◆ **Soal dan Tugas**:
a) Jawablah pertanyaan berikut berdasarkan kutipan tentang kemacetan Jakarta.
(i) Kawasan mana saja yang dihubungkan oleh Jalan Gajah Mada?
(ii) Apa yang membuat para pedagang enggan berjualan di dalam pasar baru?
(iii) Berapa line kereta bawah tanah yang kini dioperasikan Tokyo?
b) Salin persis bagian kutipan tentang kemacetan Jakarta mulai dari "Mahalnya harga sewa" sampai dengan "laju kendaraan bermotor.".
c) Tentukan apakah setiap pernyataan berikut sesuai dengan kutipan tentang kemacetan Jakarta. Jawab ya atau tidak, lalu sertakan kata-kata penentu dari kutipan itu.
(i) Tokyo dihuni oleh sekitar 35 juta jiwa.
(ii) Kutipan ini menganjurkan pembangunan enam ruas jalan tol dalam kota.
(iii) Di Jalan Gajah Mada, tiga lajur jalan dipakai untuk tempat parkir.

══ Kutipan ══

Mahalnya harga sewa kios di pasar baru tersebut, menjadi penyebab
enggannya para pedagang untuk berjualan di dalam pasar. Akibatnya mereka
tetap saja menggalas di pinggir jalan, yang menimbulkan kemacetan
berpuluh-puluh meter.
Jalan
Gajah Mada di Jakarta Barat merupakan contoh lain bobroknya Pemda DKI
dalam mengelola parkir. Lebuh yang menghubungkan kawasan Harmoni dan
Jakarta Kota itu, setiap waktu selalu terjadi kemacetan. Penyebab
utamanya adalah digunakannya dua lajur jalan untuk tempat parkir mobil
dan motor. Disamping itu, banyaknya pedagang yang menjajakan dagangannya
di trotoar, mengakibatkan tumpahnya sebagian pejalan kaki ke badan
jalan. Tentunya hal ini menghambat laju kendaraan bermotor.
* * *
Untuk solusi jangka panjang, sudah seharusnya pemerintah memperbanyak angkutan berbasiskan rel, seperti kereta komuter, MRT, railbus,
dan monorel. Selain berbiaya murah, moda transportasi kereta juga dapat
mengangkut jutaan orang manusia dan ratusan juta ton barang. Lupakanlah
untuk membangun enam ruas jalan tol dalam kota, puluhan jalan layang,
dan underpass. Semuanya itu hanya akan menguntungkan industri otomotif, dan menambah konsumsi BBM masyarakat.
Semestinya
pemerintah menengok megapolitan di negara lain, yang memilih membangun
sarana transportasi massal tenimbang menambah jaringan jalan. Beberapa
kota yang bisa menjadi acuan Pemda DKI dalam pembangunan moda
transportasi massal adalah Tokyo dan Moskow. Kedua kota ini merupakan
metropolitan kelas dunia, yang telah lama memiliki angkutan massal cepat
dan murah. Tokyo yang dihuni oleh sekitar 35 juta jiwa, saat ini sudah
mengoperasikan 13 line kereta bawah tanah (subway).

═══
══ Baris Data ══

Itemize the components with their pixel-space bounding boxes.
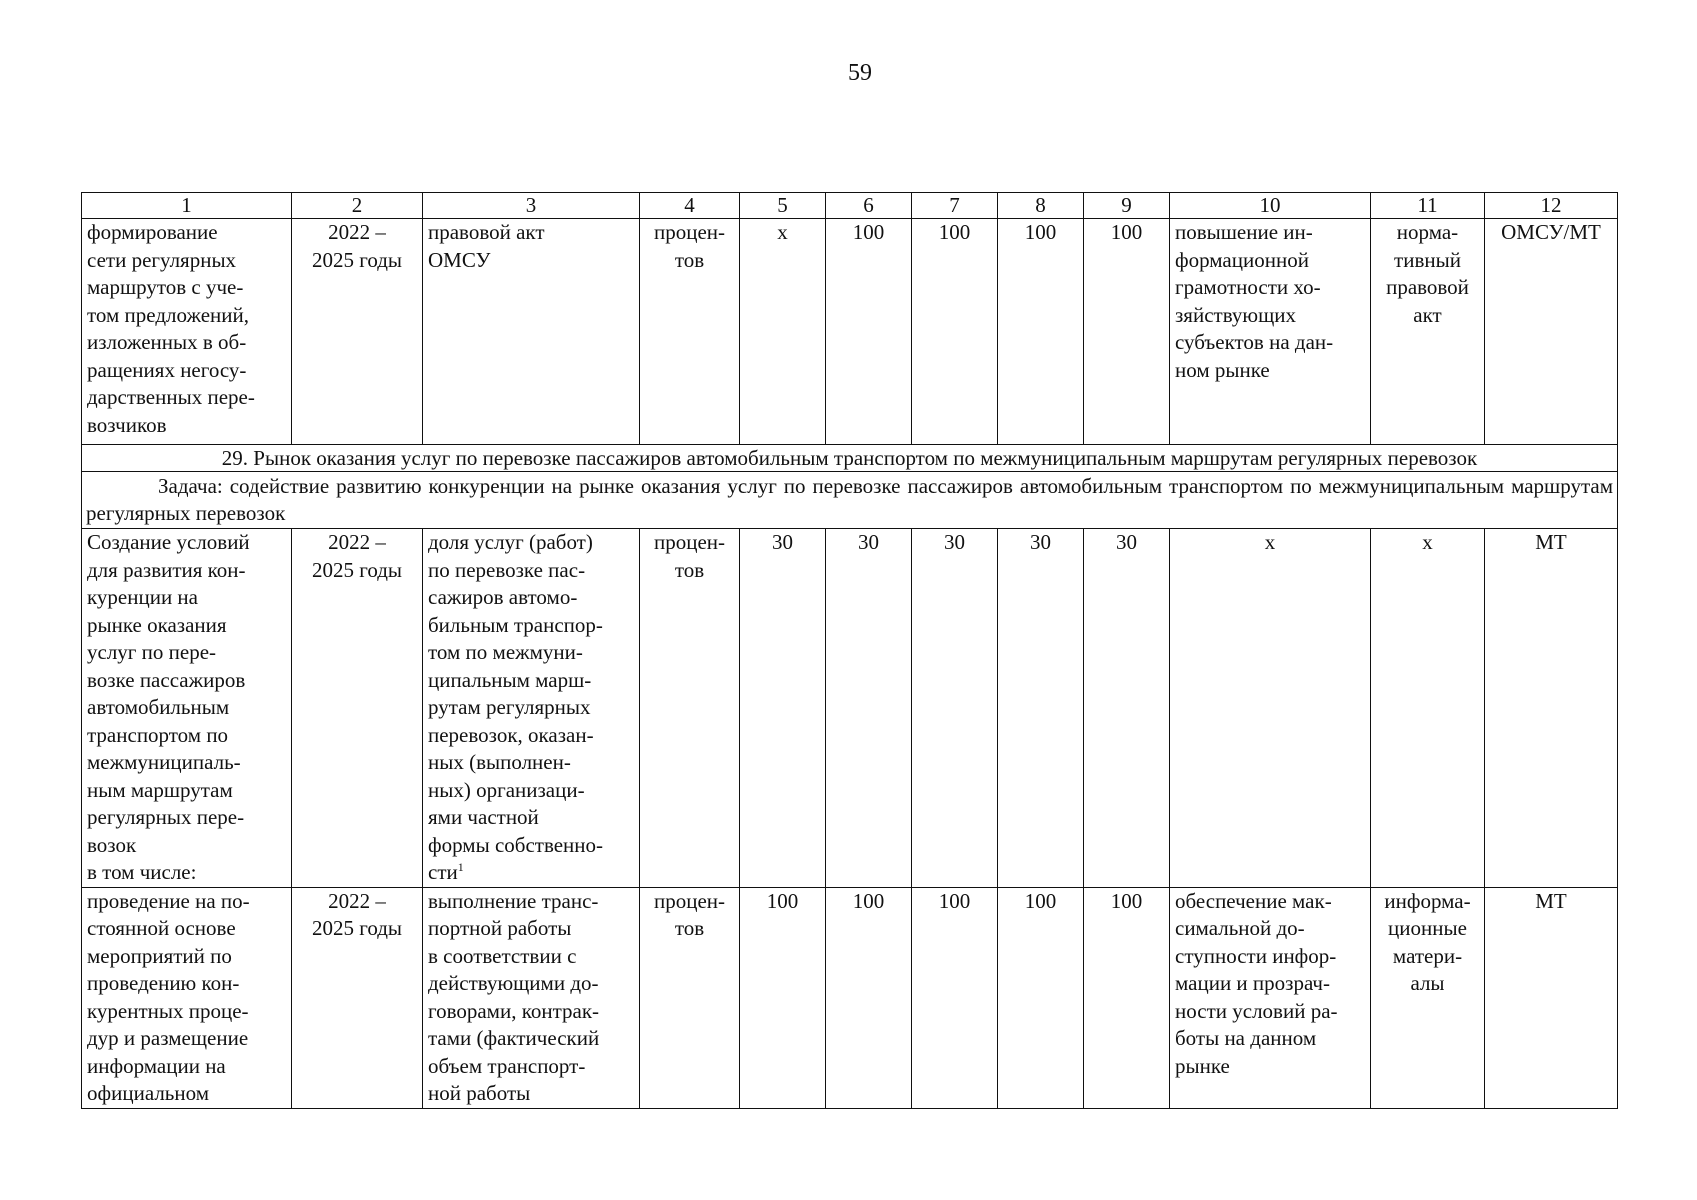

═══

◆ **Jawaban Tiap Tugas**:
a)
(i) Kawasan Harmoni dan Jakarta Kota.
(ii) Mahalnya harga sewa kios di pasar baru tersebut.
(iii) 13 line kereta bawah tanah (subway).

b)
Mahalnya harga sewa kios di pasar baru tersebut, menjadi penyebab
enggannya para pedagang untuk berjualan di dalam pasar. Akibatnya mereka
tetap saja menggalas di pinggir jalan, yang menimbulkan kemacetan
berpuluh-puluh meter.
Jalan
Gajah Mada di Jakarta Barat merupakan contoh lain bobroknya Pemda DKI
dalam mengelola parkir. Lebuh yang menghubungkan kawasan Harmoni dan
Jakarta Kota itu, setiap waktu selalu terjadi kemacetan. Penyebab
utamanya adalah digunakannya dua lajur jalan untuk tempat parkir mobil
dan motor. Disamping itu, banyaknya pedagang yang menjajakan dagangannya
di trotoar, mengakibatkan tumpahnya sebagian pejalan kaki ke badan
jalan. Tentunya hal ini menghambat laju kendaraan bermotor.

c)
(i) Ya: "Tokyo yang dihuni oleh sekitar 35 juta jiwa".
(ii) Tidak: "Lupakanlah untuk membangun enam ruas jalan tol dalam kota".
(iii) Tidak: "digunakannya dua lajur jalan untuk tempat parkir mobil dan motor".